• **DIRECTIONS**
Print the complete set of entries exactly.

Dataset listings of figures
______________________________

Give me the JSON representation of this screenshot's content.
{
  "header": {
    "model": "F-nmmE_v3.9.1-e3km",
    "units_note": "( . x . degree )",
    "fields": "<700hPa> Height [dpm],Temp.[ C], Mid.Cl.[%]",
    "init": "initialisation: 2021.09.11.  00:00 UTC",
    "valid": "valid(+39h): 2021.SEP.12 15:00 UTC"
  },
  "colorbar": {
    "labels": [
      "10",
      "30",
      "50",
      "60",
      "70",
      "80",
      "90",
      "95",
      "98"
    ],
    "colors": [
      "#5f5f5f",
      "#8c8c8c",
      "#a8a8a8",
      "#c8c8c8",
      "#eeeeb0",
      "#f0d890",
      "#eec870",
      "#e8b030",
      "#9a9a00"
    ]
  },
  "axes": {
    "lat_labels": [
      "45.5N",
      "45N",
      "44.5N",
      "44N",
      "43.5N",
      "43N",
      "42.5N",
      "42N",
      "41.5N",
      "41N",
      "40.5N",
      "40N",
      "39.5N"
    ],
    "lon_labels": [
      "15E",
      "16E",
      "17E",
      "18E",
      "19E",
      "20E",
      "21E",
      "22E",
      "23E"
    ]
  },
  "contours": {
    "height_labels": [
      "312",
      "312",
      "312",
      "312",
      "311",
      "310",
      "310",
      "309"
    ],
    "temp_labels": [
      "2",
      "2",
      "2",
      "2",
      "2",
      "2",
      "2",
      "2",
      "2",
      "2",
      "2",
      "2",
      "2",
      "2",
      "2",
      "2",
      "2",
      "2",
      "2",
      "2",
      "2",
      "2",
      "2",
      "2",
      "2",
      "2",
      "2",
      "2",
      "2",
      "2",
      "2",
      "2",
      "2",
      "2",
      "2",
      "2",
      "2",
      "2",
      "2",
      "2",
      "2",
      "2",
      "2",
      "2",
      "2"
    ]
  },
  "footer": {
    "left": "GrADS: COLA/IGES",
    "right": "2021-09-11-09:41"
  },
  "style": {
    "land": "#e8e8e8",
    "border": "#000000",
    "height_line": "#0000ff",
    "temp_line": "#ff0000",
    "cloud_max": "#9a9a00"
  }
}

______________________________

• **EXPECTED ANSWER**
Give me the JSON representation of this screenshot's content.
{
  "header": {
    "model": "F-nmmE_v3.9.1-e3km",
    "units_note": "( . x . degree )",
    "fields": "<700hPa> Height [dpm],Temp.[ C], Mid.Cl.[%]",
    "init": "initialisation: 2021.09.11.  00:00 UTC",
    "valid": "valid(+39h): 2021.SEP.12 15:00 UTC"
  },
  "colorbar": {
    "labels": [
      "10",
      "30",
      "50",
      "60",
      "70",
      "80",
      "90",
      "95",
      "98"
    ],
    "colors": [
      "#5f5f5f",
      "#8c8c8c",
      "#a8a8a8",
      "#c8c8c8",
      "#eeeeb0",
      "#f0d890",
      "#eec870",
      "#e8b030",
      "#9a9a00"
    ]
  },
  "axes": {
    "lat_labels": [
      "45.5N",
      "45N",
      "44.5N",
      "44N",
      "43.5N",
      "43N",
      "42.5N",
      "42N",
      "41.5N",
      "41N",
      "40.5N",
      "40N",
      "39.5N"
    ],
    "lon_labels": [
      "15E",
      "16E",
      "17E",
      "18E",
      "19E",
      "20E",
      "21E",
      "22E",
      "23E"
    ]
  },
  "contours": {
    "height_labels": [
      "312",
      "312",
      "312",
      "312",
      "311",
      "310",
      "310",
      "309"
    ],
    "temp_labels": [
      "2",
      "2",
      "2",
      "2",
      "2",
      "2",
      "2",
      "2",
      "2",
      "2",
      "2",
      "2",
      "2",
      "2",
      "2",
      "2",
      "2",
      "2",
      "2",
      "2",
      "2",
      "2",
      "2",
      "2",
      "2",
      "2",
      "2",
      "2",
      "2",
      "2",
      "2",
      "2",
      "2",
      "2",
      "2",
      "2",
      "2",
      "2",
      "2",
      "2",
      "2",
      "2",
      "2",
      "2",
      "2"
    ]
  },
  "footer": {
    "left": "GrADS: COLA/IGES",
    "right": "2021-09-11-09:41"
  },
  "style": {
    "land": "#e8e8e8",
    "border": "#000000",
    "height_line": "#0000ff",
    "temp_line": "#ff0000",
    "cloud_max": "#9a9a00"
  }
}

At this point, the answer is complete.